== EXERCISE DETAILS ==
Tally the lines with the word "outer" and report the number alone.

Dataset records
__________________________________________________
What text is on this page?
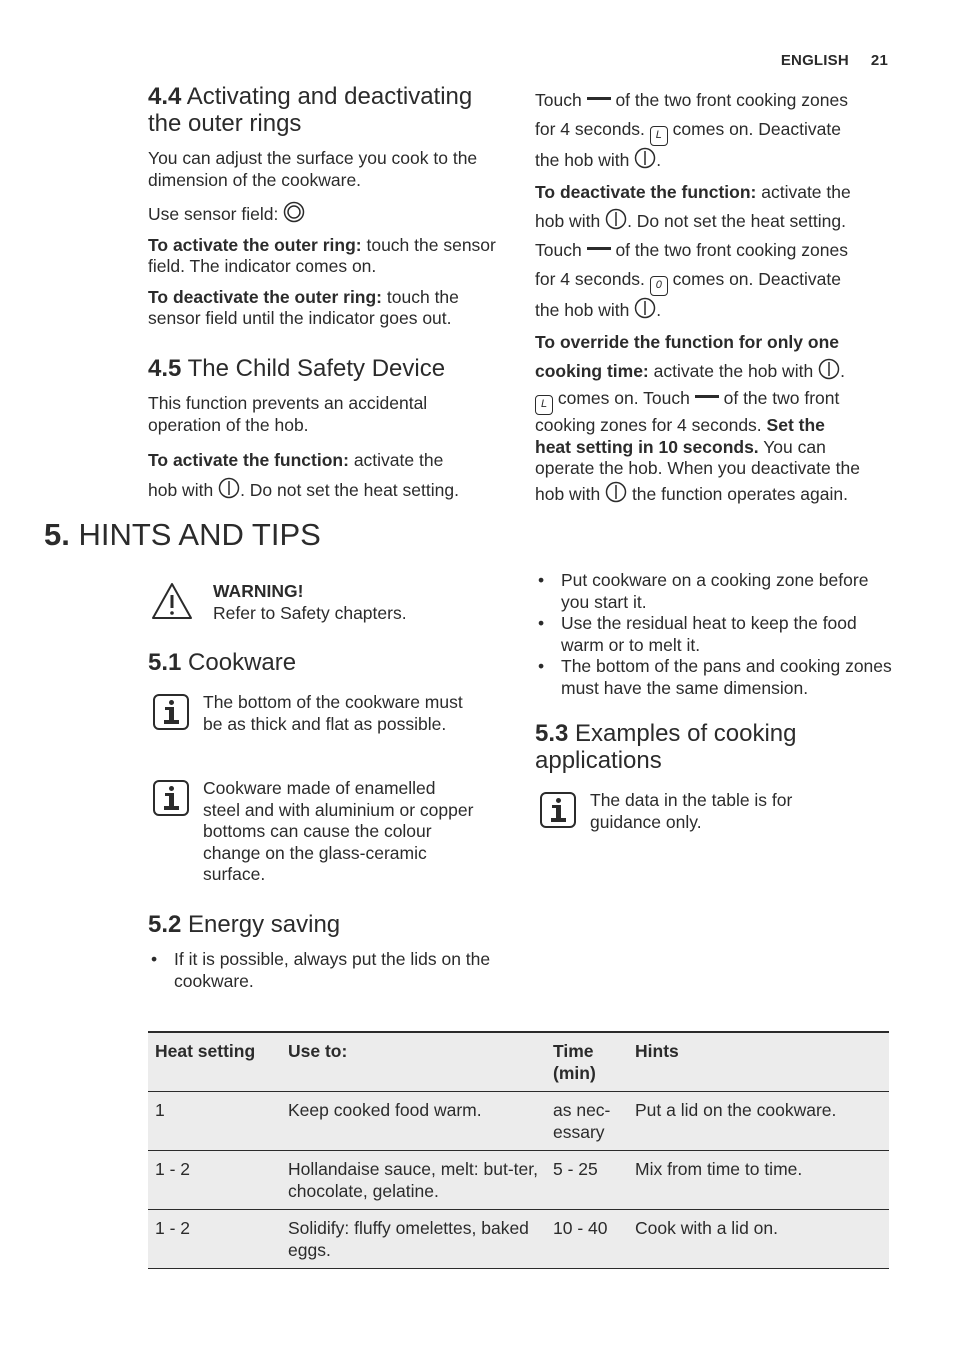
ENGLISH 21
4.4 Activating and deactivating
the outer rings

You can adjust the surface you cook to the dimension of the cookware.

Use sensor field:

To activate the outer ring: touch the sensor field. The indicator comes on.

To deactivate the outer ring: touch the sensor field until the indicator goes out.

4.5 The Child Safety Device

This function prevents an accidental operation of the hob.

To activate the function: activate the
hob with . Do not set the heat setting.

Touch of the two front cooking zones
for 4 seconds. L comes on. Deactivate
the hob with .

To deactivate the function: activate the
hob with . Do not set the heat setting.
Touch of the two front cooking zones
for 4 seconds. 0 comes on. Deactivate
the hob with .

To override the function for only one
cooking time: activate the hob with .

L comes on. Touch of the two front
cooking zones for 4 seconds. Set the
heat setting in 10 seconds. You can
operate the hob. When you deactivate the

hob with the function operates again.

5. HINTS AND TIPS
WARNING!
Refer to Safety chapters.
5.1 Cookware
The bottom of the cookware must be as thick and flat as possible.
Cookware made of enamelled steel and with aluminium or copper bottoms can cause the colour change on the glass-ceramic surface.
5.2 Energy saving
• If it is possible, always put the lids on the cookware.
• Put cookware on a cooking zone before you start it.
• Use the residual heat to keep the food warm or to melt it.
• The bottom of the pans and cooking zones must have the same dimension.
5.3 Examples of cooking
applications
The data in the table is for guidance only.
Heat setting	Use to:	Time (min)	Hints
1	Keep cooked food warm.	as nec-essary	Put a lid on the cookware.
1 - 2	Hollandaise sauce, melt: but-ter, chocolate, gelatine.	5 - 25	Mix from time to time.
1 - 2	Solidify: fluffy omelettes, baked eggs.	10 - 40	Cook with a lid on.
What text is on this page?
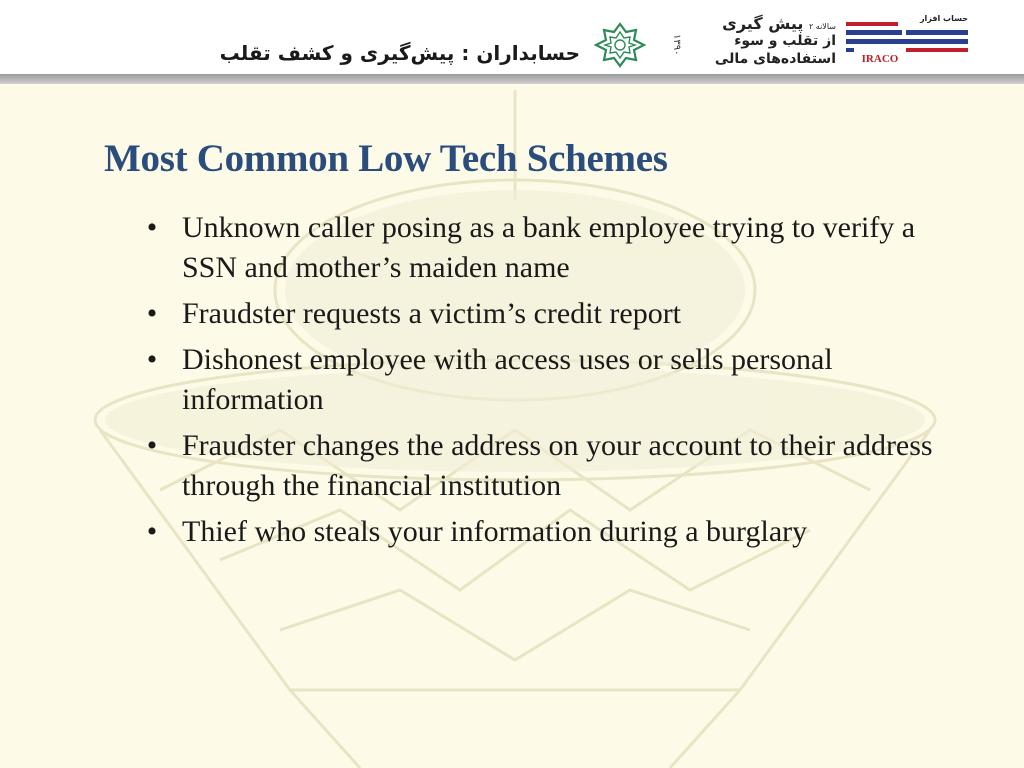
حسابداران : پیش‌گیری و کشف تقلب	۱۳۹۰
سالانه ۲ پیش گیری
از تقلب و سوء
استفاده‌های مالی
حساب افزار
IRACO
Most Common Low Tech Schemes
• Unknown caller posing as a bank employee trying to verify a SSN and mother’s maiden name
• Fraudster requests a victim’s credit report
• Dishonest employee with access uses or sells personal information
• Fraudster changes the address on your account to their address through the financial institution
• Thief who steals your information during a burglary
__________________________________________________
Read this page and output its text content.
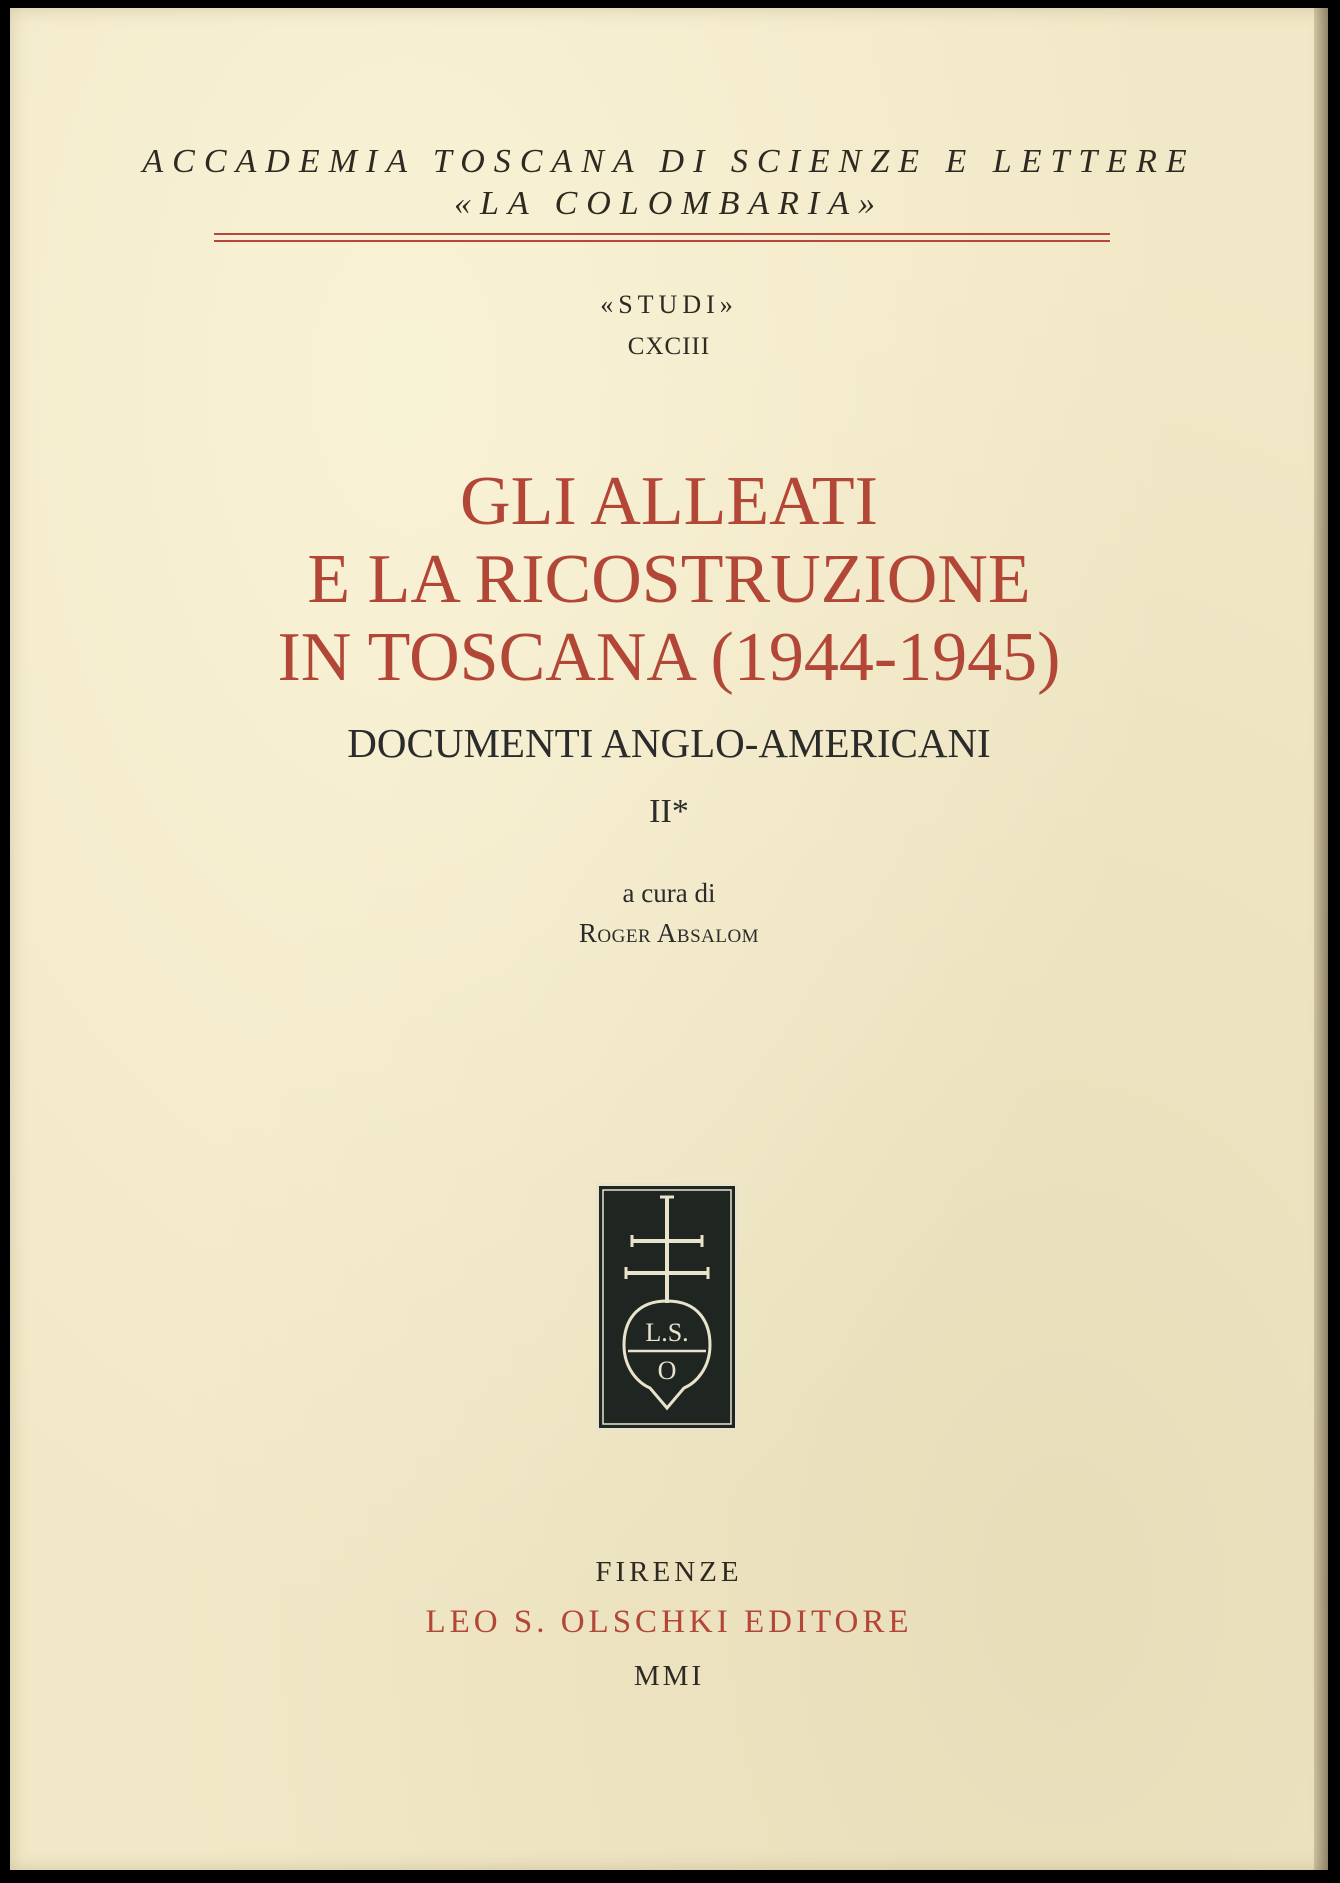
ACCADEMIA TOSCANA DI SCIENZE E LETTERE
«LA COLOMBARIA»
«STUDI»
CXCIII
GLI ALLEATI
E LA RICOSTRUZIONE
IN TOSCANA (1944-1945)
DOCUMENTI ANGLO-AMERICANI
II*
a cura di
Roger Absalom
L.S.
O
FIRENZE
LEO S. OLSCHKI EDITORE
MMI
__________________________________________________
== WRITTEN SOLUTION ==
3